→ **Problem description**: Locate each line below that includes "Hardware" and reproduce it.

→ **Dataset rows**:
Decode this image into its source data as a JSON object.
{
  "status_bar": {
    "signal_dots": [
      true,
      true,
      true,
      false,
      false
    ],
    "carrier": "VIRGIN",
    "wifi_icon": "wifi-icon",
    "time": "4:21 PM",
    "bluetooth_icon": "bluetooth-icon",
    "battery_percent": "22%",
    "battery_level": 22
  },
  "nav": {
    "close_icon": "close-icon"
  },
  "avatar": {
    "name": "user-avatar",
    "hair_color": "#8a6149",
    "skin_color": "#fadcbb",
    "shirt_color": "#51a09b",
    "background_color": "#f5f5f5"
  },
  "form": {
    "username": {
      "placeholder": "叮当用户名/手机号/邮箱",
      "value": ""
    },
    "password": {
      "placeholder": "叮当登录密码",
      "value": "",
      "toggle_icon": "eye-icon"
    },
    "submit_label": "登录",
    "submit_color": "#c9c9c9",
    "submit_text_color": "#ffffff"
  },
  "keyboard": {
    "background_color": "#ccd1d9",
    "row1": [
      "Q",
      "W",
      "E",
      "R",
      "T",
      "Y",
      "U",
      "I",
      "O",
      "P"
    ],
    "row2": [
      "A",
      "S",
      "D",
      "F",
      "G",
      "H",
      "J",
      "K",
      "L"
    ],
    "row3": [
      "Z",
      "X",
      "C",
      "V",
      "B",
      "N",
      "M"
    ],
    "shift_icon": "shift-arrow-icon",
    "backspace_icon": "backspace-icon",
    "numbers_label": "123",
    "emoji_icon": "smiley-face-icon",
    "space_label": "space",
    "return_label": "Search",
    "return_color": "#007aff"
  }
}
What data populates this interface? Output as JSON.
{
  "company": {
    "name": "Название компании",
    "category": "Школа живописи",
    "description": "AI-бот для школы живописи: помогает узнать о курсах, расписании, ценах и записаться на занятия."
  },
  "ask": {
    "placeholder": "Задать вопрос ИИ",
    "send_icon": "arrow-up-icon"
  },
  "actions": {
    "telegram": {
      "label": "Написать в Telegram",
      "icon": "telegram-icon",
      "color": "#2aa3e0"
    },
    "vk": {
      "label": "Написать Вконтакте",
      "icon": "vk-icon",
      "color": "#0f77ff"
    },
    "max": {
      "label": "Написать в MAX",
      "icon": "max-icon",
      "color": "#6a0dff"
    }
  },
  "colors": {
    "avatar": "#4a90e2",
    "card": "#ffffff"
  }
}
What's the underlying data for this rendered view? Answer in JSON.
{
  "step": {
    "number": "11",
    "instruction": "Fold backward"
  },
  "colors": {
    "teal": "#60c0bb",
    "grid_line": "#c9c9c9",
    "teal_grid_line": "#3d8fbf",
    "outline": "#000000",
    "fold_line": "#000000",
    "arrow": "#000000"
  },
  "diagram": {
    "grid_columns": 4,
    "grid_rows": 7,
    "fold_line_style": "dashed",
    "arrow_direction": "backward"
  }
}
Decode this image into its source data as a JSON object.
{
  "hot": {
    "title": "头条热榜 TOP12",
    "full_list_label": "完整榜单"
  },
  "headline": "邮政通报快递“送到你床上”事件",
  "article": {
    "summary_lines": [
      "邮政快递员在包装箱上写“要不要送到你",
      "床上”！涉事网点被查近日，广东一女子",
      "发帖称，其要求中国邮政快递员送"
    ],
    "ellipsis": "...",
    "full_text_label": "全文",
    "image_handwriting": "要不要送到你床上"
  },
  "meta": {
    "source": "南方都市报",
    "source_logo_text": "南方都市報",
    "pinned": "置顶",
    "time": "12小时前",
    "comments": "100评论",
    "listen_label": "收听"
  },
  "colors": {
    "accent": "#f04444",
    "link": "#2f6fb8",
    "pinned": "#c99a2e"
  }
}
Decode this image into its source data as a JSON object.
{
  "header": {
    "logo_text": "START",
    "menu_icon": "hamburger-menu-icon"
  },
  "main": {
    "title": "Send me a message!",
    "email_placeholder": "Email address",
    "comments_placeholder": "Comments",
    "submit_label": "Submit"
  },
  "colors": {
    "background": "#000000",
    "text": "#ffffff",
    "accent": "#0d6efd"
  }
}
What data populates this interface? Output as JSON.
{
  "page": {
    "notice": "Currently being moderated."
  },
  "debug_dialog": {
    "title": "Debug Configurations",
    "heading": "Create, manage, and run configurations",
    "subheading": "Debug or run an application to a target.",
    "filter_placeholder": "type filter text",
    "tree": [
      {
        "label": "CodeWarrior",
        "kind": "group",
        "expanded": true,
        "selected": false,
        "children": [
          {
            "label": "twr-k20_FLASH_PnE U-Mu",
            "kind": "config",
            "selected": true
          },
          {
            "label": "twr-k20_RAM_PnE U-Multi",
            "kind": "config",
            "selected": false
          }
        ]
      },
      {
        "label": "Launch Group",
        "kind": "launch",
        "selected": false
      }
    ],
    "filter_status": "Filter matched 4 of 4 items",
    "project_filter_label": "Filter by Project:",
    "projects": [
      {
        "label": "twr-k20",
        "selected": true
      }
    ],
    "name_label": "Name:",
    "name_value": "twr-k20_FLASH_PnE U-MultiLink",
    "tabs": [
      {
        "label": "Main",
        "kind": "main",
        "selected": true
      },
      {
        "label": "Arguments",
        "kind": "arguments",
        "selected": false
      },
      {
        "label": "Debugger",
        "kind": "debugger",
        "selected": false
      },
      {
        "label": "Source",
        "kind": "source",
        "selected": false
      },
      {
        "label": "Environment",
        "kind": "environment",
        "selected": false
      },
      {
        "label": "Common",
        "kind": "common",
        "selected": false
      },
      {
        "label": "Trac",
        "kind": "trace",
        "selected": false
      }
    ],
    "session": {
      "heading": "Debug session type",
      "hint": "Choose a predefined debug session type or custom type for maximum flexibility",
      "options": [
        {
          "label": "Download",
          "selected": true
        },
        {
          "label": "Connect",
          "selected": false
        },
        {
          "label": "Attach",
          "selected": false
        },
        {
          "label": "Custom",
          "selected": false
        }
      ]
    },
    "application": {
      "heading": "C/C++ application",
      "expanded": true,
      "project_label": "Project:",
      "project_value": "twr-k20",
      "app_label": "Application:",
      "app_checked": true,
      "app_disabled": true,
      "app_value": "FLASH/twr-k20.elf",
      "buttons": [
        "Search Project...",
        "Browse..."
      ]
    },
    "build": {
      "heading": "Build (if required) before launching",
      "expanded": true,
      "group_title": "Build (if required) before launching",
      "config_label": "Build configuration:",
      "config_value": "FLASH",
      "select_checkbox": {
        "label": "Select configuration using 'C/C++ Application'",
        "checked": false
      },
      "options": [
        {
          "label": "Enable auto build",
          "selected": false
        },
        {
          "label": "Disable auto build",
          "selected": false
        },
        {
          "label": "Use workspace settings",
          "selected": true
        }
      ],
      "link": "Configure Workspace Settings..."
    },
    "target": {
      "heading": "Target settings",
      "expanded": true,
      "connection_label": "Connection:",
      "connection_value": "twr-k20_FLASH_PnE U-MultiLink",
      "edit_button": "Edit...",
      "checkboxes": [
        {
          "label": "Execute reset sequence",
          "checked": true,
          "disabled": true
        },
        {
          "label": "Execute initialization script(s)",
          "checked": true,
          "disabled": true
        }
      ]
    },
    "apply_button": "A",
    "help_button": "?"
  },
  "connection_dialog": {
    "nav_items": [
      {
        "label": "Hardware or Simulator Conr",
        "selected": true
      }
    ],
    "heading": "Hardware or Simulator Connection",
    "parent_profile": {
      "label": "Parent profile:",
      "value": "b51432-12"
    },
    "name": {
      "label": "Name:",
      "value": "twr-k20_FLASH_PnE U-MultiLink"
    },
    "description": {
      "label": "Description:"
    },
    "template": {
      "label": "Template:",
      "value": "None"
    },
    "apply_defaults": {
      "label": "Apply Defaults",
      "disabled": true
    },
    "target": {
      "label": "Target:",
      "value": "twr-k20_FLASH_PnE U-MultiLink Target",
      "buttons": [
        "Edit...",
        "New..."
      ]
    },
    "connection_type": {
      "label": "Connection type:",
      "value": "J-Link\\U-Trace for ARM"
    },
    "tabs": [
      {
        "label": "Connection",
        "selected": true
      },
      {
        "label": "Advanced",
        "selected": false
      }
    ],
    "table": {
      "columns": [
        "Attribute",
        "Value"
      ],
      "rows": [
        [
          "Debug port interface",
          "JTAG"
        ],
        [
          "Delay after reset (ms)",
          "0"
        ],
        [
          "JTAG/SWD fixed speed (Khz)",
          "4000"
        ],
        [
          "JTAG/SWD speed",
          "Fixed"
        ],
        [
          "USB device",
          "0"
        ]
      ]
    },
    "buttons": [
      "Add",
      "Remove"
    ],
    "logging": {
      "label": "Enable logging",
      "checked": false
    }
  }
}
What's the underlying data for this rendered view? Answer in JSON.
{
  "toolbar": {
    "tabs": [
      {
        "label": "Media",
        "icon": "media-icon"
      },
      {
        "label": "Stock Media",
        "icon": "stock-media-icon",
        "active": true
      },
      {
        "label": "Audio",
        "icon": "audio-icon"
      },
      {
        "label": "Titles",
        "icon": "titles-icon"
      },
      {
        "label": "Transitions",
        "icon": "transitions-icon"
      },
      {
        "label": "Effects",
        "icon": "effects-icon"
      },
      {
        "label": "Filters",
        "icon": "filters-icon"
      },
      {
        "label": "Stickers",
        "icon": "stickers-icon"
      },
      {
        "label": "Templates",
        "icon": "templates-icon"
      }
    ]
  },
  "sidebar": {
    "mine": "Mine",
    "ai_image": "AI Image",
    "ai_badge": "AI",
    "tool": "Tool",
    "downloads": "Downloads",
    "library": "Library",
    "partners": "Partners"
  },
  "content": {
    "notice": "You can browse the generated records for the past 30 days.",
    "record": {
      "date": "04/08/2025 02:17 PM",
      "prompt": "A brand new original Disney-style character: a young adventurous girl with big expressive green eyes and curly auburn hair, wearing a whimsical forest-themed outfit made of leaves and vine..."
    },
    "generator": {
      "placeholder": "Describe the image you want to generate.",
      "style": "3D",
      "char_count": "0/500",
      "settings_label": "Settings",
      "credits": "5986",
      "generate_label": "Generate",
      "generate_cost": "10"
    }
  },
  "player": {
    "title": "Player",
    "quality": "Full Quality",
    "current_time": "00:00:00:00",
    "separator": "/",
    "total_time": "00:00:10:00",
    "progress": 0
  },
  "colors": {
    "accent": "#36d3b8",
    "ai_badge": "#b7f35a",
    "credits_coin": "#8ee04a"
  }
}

→ **Reply to the task**:
        "label": "Hardware or Simulator Conr",
    "heading": "Hardware or Simulator Connection",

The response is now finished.